__Written request__
Calculate how many lines in the following records hold the word "like", and report that number without comment.

__Provided material__
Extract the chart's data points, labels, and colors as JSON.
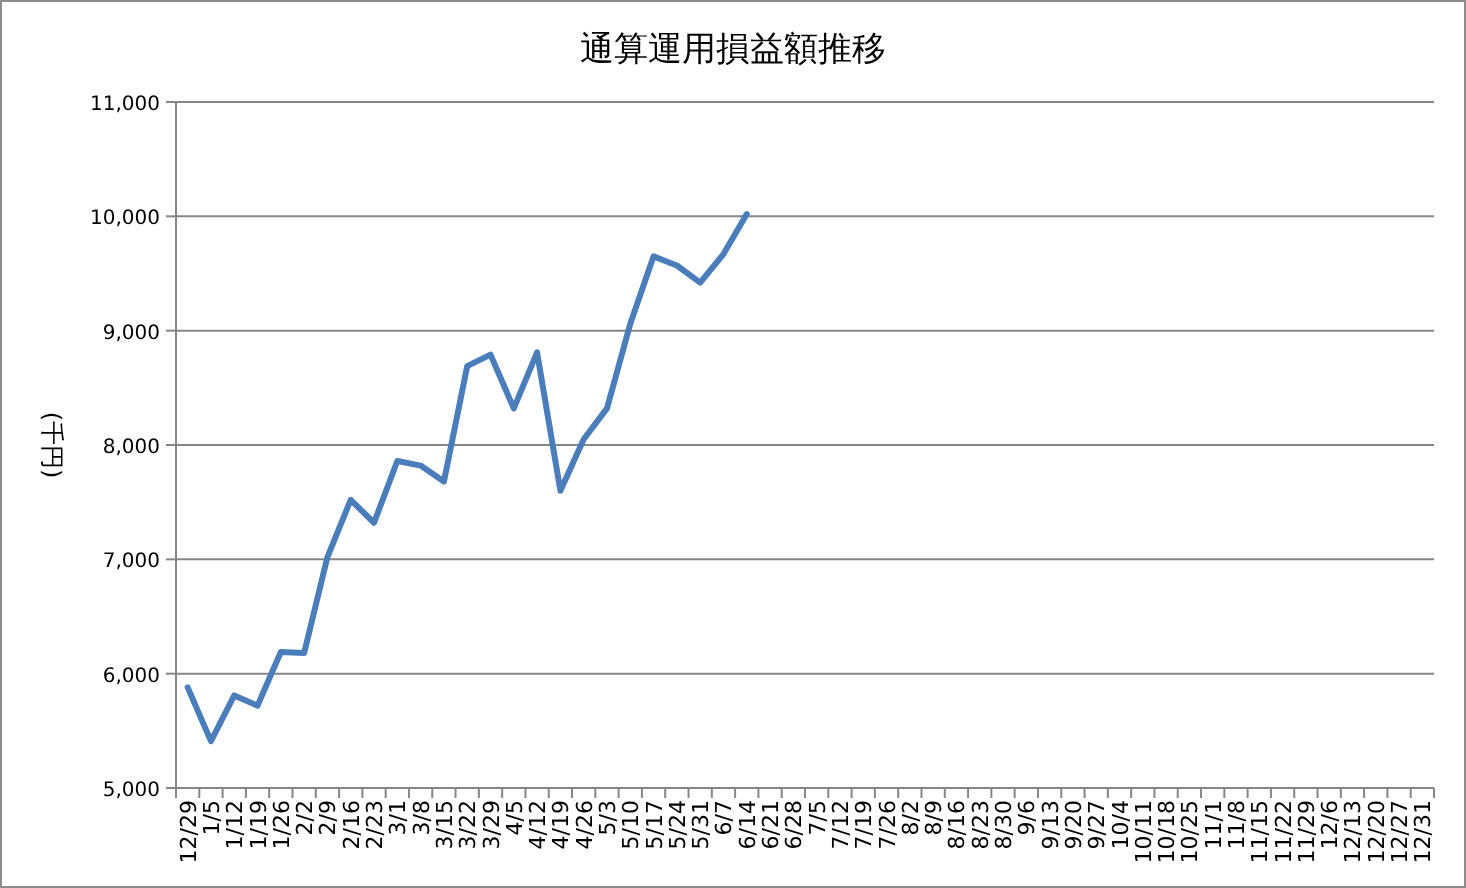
{
  "chart_data": {
    "type": "line",
    "title": "通算運用損益額推移",
    "ylabel": "(千円)",
    "categories": [
      "12/29",
      "1/5",
      "1/12",
      "1/19",
      "1/26",
      "2/2",
      "2/9",
      "2/16",
      "2/23",
      "3/1",
      "3/8",
      "3/15",
      "3/22",
      "3/29",
      "4/5",
      "4/12",
      "4/19",
      "4/26",
      "5/3",
      "5/10",
      "5/17",
      "5/24",
      "5/31",
      "6/7",
      "6/14",
      "6/21",
      "6/28",
      "7/5",
      "7/12",
      "7/19",
      "7/26",
      "8/2",
      "8/9",
      "8/16",
      "8/23",
      "8/30",
      "9/6",
      "9/13",
      "9/20",
      "9/27",
      "10/4",
      "10/11",
      "10/18",
      "10/25",
      "11/1",
      "11/8",
      "11/15",
      "11/22",
      "11/29",
      "12/6",
      "12/13",
      "12/20",
      "12/27",
      "12/31"
    ],
    "series": [
      {
        "color": "#4a7ebb",
        "values": [
          5880,
          5410,
          5810,
          5720,
          6190,
          6180,
          7020,
          7520,
          7320,
          7860,
          7820,
          7680,
          8690,
          8790,
          8320,
          8810,
          7600,
          8050,
          8320,
          9060,
          9650,
          9570,
          9420,
          9670,
          10020,
          null,
          null,
          null,
          null,
          null,
          null,
          null,
          null,
          null,
          null,
          null,
          null,
          null,
          null,
          null,
          null,
          null,
          null,
          null,
          null,
          null,
          null,
          null,
          null,
          null,
          null,
          null,
          null,
          null
        ]
      }
    ],
    "ylim": [
      5000,
      11000
    ],
    "yticks": [
      {
        "value": 5000,
        "label": "5,000"
      },
      {
        "value": 6000,
        "label": "6,000"
      },
      {
        "value": 7000,
        "label": "7,000"
      },
      {
        "value": 8000,
        "label": "8,000"
      },
      {
        "value": 9000,
        "label": "9,000"
      },
      {
        "value": 10000,
        "label": "10,000"
      },
      {
        "value": 11000,
        "label": "11,000"
      }
    ],
    "grid": "y",
    "marker": "none",
    "line_style": "solid"
  }
}
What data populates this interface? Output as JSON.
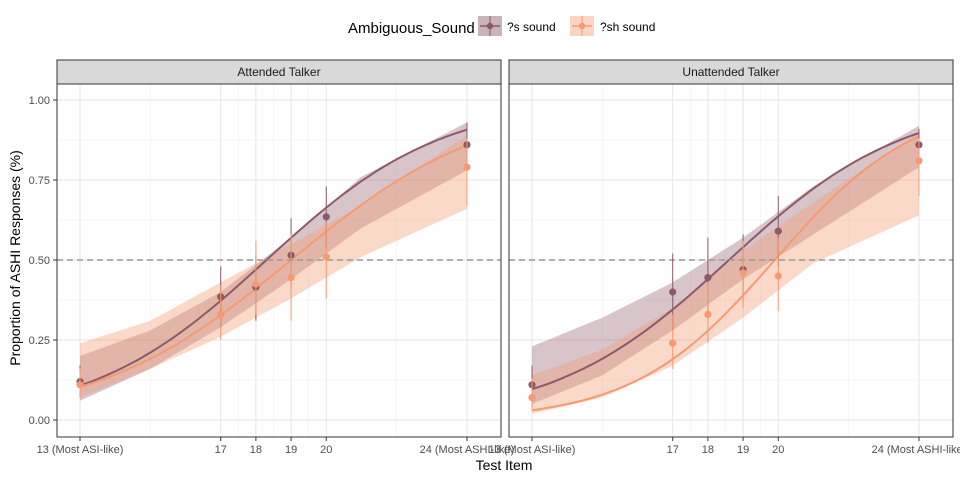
{
  "chart_data": {
    "type": "line",
    "xlabel": "Test Item",
    "ylabel": "Proportion of ASHI Responses (%)",
    "xlim": [
      13,
      24
    ],
    "ylim": [
      0,
      1
    ],
    "grid": true,
    "legend": {
      "title": "Ambiguous_Sound",
      "placement": "top",
      "entries": [
        "?s sound",
        "?sh sound"
      ]
    },
    "reference_line": {
      "y": 0.5,
      "style": "dashed"
    },
    "x_ticks": [
      {
        "value": 13,
        "label": "13 (Most ASI-like)"
      },
      {
        "value": 17,
        "label": "17"
      },
      {
        "value": 18,
        "label": "18"
      },
      {
        "value": 19,
        "label": "19"
      },
      {
        "value": 20,
        "label": "20"
      },
      {
        "value": 24,
        "label": "24 (Most ASHI-like)"
      }
    ],
    "y_ticks": [
      {
        "value": 0,
        "label": "0.00"
      },
      {
        "value": 0.25,
        "label": "0.25"
      },
      {
        "value": 0.5,
        "label": "0.50"
      },
      {
        "value": 0.75,
        "label": "0.75"
      },
      {
        "value": 1,
        "label": "1.00"
      }
    ],
    "colors": {
      "s_sound": "#8C5A66",
      "sh_sound": "#F59A72"
    },
    "panels": [
      {
        "title": "Attended Talker",
        "series": [
          {
            "name": "?s sound",
            "points": [
              {
                "x": 13,
                "y": 0.12,
                "lo": 0.07,
                "hi": 0.17
              },
              {
                "x": 17,
                "y": 0.385,
                "lo": 0.29,
                "hi": 0.48
              },
              {
                "x": 18,
                "y": 0.415,
                "lo": 0.31,
                "hi": 0.52
              },
              {
                "x": 19,
                "y": 0.515,
                "lo": 0.41,
                "hi": 0.63
              },
              {
                "x": 20,
                "y": 0.635,
                "lo": 0.54,
                "hi": 0.73
              },
              {
                "x": 24,
                "y": 0.86,
                "lo": 0.79,
                "hi": 0.93
              }
            ],
            "curve": {
              "midpoint": 18.3,
              "slope": 0.4
            },
            "band": [
              {
                "x": 13,
                "lo": 0.06,
                "hi": 0.2
              },
              {
                "x": 15,
                "lo": 0.16,
                "hi": 0.28
              },
              {
                "x": 17,
                "lo": 0.29,
                "hi": 0.4
              },
              {
                "x": 19,
                "lo": 0.44,
                "hi": 0.57
              },
              {
                "x": 21,
                "lo": 0.6,
                "hi": 0.76
              },
              {
                "x": 24,
                "lo": 0.78,
                "hi": 0.93
              }
            ]
          },
          {
            "name": "?sh sound",
            "points": [
              {
                "x": 13,
                "y": 0.11,
                "lo": 0.07,
                "hi": 0.16
              },
              {
                "x": 17,
                "y": 0.33,
                "lo": 0.25,
                "hi": 0.42
              },
              {
                "x": 18,
                "y": 0.425,
                "lo": 0.33,
                "hi": 0.56
              },
              {
                "x": 19,
                "y": 0.445,
                "lo": 0.31,
                "hi": 0.58
              },
              {
                "x": 20,
                "y": 0.51,
                "lo": 0.38,
                "hi": 0.62
              },
              {
                "x": 24,
                "y": 0.79,
                "lo": 0.67,
                "hi": 0.88
              }
            ],
            "curve": {
              "midpoint": 19.0,
              "slope": 0.36
            },
            "band": [
              {
                "x": 13,
                "lo": 0.07,
                "hi": 0.24
              },
              {
                "x": 15,
                "lo": 0.16,
                "hi": 0.31
              },
              {
                "x": 17,
                "lo": 0.26,
                "hi": 0.43
              },
              {
                "x": 19,
                "lo": 0.38,
                "hi": 0.55
              },
              {
                "x": 21,
                "lo": 0.51,
                "hi": 0.67
              },
              {
                "x": 24,
                "lo": 0.66,
                "hi": 0.89
              }
            ]
          }
        ]
      },
      {
        "title": "Unattended Talker",
        "series": [
          {
            "name": "?s sound",
            "points": [
              {
                "x": 13,
                "y": 0.11,
                "lo": 0.06,
                "hi": 0.17
              },
              {
                "x": 17,
                "y": 0.4,
                "lo": 0.28,
                "hi": 0.52
              },
              {
                "x": 18,
                "y": 0.445,
                "lo": 0.33,
                "hi": 0.57
              },
              {
                "x": 19,
                "y": 0.47,
                "lo": 0.37,
                "hi": 0.58
              },
              {
                "x": 20,
                "y": 0.59,
                "lo": 0.48,
                "hi": 0.7
              },
              {
                "x": 24,
                "y": 0.86,
                "lo": 0.79,
                "hi": 0.91
              }
            ],
            "curve": {
              "midpoint": 18.6,
              "slope": 0.4
            },
            "band": [
              {
                "x": 13,
                "lo": 0.05,
                "hi": 0.23
              },
              {
                "x": 15,
                "lo": 0.14,
                "hi": 0.32
              },
              {
                "x": 17,
                "lo": 0.28,
                "hi": 0.43
              },
              {
                "x": 19,
                "lo": 0.44,
                "hi": 0.57
              },
              {
                "x": 21,
                "lo": 0.58,
                "hi": 0.73
              },
              {
                "x": 24,
                "lo": 0.79,
                "hi": 0.92
              }
            ]
          },
          {
            "name": "?sh sound",
            "points": [
              {
                "x": 13,
                "y": 0.07,
                "lo": 0.03,
                "hi": 0.13
              },
              {
                "x": 17,
                "y": 0.24,
                "lo": 0.16,
                "hi": 0.33
              },
              {
                "x": 18,
                "y": 0.33,
                "lo": 0.24,
                "hi": 0.43
              },
              {
                "x": 19,
                "y": 0.46,
                "lo": 0.35,
                "hi": 0.56
              },
              {
                "x": 20,
                "y": 0.45,
                "lo": 0.34,
                "hi": 0.57
              },
              {
                "x": 24,
                "y": 0.81,
                "lo": 0.7,
                "hi": 0.88
              }
            ],
            "curve": {
              "midpoint": 19.9,
              "slope": 0.5
            },
            "band": [
              {
                "x": 13,
                "lo": 0.02,
                "hi": 0.14
              },
              {
                "x": 15,
                "lo": 0.07,
                "hi": 0.22
              },
              {
                "x": 17,
                "lo": 0.17,
                "hi": 0.35
              },
              {
                "x": 19,
                "lo": 0.32,
                "hi": 0.53
              },
              {
                "x": 21,
                "lo": 0.49,
                "hi": 0.68
              },
              {
                "x": 24,
                "lo": 0.64,
                "hi": 0.9
              }
            ]
          }
        ]
      }
    ]
  }
}
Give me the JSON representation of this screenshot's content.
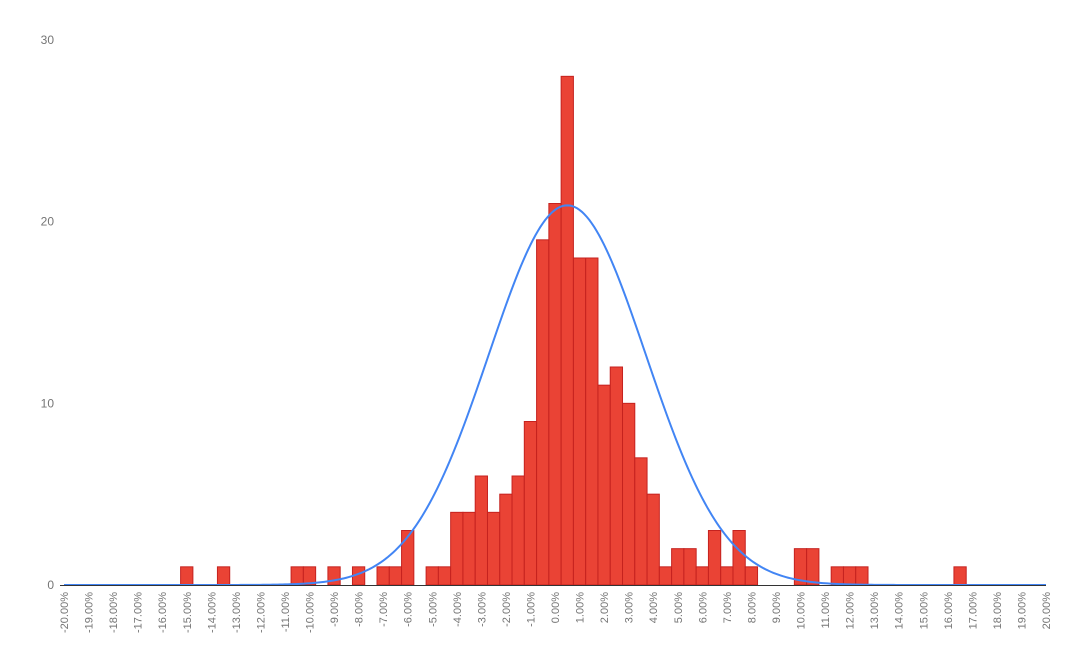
{
  "chart_data": {
    "type": "bar",
    "title": "",
    "xlabel": "",
    "ylabel": "",
    "xlim": [
      -20,
      20
    ],
    "ylim": [
      0,
      30
    ],
    "bin_width": 0.5,
    "y_ticks": [
      "0",
      "10",
      "20",
      "30"
    ],
    "x_ticks": [
      "-20.00%",
      "-19.00%",
      "-18.00%",
      "-17.00%",
      "-16.00%",
      "-15.00%",
      "-14.00%",
      "-13.00%",
      "-12.00%",
      "-11.00%",
      "-10.00%",
      "-9.00%",
      "-8.00%",
      "-7.00%",
      "-6.00%",
      "-5.00%",
      "-4.00%",
      "-3.00%",
      "-2.00%",
      "-1.00%",
      "0.00%",
      "1.00%",
      "2.00%",
      "3.00%",
      "4.00%",
      "5.00%",
      "6.00%",
      "7.00%",
      "8.00%",
      "9.00%",
      "10.00%",
      "11.00%",
      "12.00%",
      "13.00%",
      "14.00%",
      "15.00%",
      "16.00%",
      "17.00%",
      "18.00%",
      "19.00%",
      "20.00%"
    ],
    "grid": false,
    "legend": "none",
    "series": [
      {
        "kind": "histogram",
        "color": "#ea4335",
        "edge_color": "#c5221f",
        "bins": [
          {
            "x": -15.0,
            "count": 1
          },
          {
            "x": -13.5,
            "count": 1
          },
          {
            "x": -10.5,
            "count": 1
          },
          {
            "x": -10.0,
            "count": 1
          },
          {
            "x": -9.0,
            "count": 1
          },
          {
            "x": -8.0,
            "count": 1
          },
          {
            "x": -7.0,
            "count": 1
          },
          {
            "x": -6.5,
            "count": 1
          },
          {
            "x": -6.0,
            "count": 3
          },
          {
            "x": -5.0,
            "count": 1
          },
          {
            "x": -4.5,
            "count": 1
          },
          {
            "x": -4.0,
            "count": 4
          },
          {
            "x": -3.5,
            "count": 4
          },
          {
            "x": -3.0,
            "count": 6
          },
          {
            "x": -2.5,
            "count": 4
          },
          {
            "x": -2.0,
            "count": 5
          },
          {
            "x": -1.5,
            "count": 6
          },
          {
            "x": -1.0,
            "count": 9
          },
          {
            "x": -0.5,
            "count": 19
          },
          {
            "x": 0.0,
            "count": 21
          },
          {
            "x": 0.5,
            "count": 28
          },
          {
            "x": 1.0,
            "count": 18
          },
          {
            "x": 1.5,
            "count": 18
          },
          {
            "x": 2.0,
            "count": 11
          },
          {
            "x": 2.5,
            "count": 12
          },
          {
            "x": 3.0,
            "count": 10
          },
          {
            "x": 3.5,
            "count": 7
          },
          {
            "x": 4.0,
            "count": 5
          },
          {
            "x": 4.5,
            "count": 1
          },
          {
            "x": 5.0,
            "count": 2
          },
          {
            "x": 5.5,
            "count": 2
          },
          {
            "x": 6.0,
            "count": 1
          },
          {
            "x": 6.5,
            "count": 3
          },
          {
            "x": 7.0,
            "count": 1
          },
          {
            "x": 7.5,
            "count": 3
          },
          {
            "x": 8.0,
            "count": 1
          },
          {
            "x": 10.0,
            "count": 2
          },
          {
            "x": 10.5,
            "count": 2
          },
          {
            "x": 11.5,
            "count": 1
          },
          {
            "x": 12.0,
            "count": 1
          },
          {
            "x": 12.5,
            "count": 1
          },
          {
            "x": 16.5,
            "count": 1
          }
        ]
      },
      {
        "kind": "normal-curve",
        "color": "#4285f4",
        "mean": 0.5,
        "std": 3.2,
        "peak": 20.9
      }
    ]
  }
}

__In response__
2